§ Problem to solve: Lines holding the string "Федерации" are the ones to copy from this listing.

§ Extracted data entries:
#####
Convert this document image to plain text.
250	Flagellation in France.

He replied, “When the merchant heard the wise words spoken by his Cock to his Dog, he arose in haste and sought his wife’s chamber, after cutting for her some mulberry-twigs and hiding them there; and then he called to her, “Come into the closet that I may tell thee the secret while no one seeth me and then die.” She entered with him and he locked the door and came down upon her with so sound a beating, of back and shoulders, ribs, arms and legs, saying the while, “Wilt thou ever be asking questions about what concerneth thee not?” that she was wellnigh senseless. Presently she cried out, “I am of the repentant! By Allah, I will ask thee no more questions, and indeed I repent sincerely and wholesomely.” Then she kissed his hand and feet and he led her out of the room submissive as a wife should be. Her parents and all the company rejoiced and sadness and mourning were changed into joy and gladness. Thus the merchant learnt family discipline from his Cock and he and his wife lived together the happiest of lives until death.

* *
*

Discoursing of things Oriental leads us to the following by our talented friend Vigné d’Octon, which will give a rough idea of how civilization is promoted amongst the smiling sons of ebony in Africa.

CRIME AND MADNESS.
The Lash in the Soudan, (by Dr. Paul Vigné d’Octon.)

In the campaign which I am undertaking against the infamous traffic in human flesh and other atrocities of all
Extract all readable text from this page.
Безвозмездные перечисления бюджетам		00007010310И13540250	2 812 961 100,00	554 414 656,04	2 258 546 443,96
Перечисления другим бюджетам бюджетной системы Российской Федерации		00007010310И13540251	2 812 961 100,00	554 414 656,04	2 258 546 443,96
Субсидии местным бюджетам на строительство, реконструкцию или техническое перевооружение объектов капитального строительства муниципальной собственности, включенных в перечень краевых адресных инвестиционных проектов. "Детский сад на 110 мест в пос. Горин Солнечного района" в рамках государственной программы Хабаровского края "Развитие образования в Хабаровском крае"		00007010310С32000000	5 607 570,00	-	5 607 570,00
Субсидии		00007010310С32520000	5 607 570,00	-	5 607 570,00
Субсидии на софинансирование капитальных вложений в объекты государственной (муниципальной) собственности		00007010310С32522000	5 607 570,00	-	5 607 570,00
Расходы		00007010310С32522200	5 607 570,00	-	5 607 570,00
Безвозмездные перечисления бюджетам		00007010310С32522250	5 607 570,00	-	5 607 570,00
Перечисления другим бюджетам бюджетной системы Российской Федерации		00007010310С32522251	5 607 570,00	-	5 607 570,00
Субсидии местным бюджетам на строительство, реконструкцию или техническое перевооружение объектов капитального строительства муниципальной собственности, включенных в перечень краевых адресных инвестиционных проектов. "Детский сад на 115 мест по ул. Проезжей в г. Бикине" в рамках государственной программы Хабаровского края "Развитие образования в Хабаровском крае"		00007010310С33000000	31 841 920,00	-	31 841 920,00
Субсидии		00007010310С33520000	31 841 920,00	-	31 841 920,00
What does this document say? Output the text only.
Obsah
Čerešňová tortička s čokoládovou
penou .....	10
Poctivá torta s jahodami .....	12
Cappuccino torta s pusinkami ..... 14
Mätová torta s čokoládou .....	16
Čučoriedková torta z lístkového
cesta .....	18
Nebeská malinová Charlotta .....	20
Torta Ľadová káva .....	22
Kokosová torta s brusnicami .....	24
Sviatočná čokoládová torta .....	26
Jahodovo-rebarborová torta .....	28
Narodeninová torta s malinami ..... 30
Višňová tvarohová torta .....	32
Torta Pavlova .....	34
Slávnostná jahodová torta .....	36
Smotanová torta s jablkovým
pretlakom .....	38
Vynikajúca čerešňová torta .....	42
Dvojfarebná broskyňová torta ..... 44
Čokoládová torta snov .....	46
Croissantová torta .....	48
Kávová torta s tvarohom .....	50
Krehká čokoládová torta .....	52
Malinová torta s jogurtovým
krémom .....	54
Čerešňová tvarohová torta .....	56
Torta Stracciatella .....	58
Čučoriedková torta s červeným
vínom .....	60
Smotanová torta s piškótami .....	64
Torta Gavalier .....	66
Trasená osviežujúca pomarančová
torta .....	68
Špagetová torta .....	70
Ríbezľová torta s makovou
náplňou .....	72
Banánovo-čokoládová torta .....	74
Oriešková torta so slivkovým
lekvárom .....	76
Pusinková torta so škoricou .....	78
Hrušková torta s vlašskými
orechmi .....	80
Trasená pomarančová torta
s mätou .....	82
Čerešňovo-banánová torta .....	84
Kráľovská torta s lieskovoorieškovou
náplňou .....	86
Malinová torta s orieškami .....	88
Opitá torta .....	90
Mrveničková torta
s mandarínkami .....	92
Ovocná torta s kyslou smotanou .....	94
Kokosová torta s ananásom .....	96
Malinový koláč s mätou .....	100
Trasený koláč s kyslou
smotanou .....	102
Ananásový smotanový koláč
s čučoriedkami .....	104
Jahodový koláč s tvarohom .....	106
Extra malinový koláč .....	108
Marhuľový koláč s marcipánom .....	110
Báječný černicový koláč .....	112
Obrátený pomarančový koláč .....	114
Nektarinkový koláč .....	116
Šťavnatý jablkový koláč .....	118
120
#####
§ Answer to the task:
Перечисления другим бюджетам бюджетной системы Российской Федерации		00007010310И13540251	2 812 961 100,00	554 414 656,04	2 258 546 443,96
Перечисления другим бюджетам бюджетной системы Российской Федерации		00007010310С32522251	5 607 570,00	-	5 607 570,00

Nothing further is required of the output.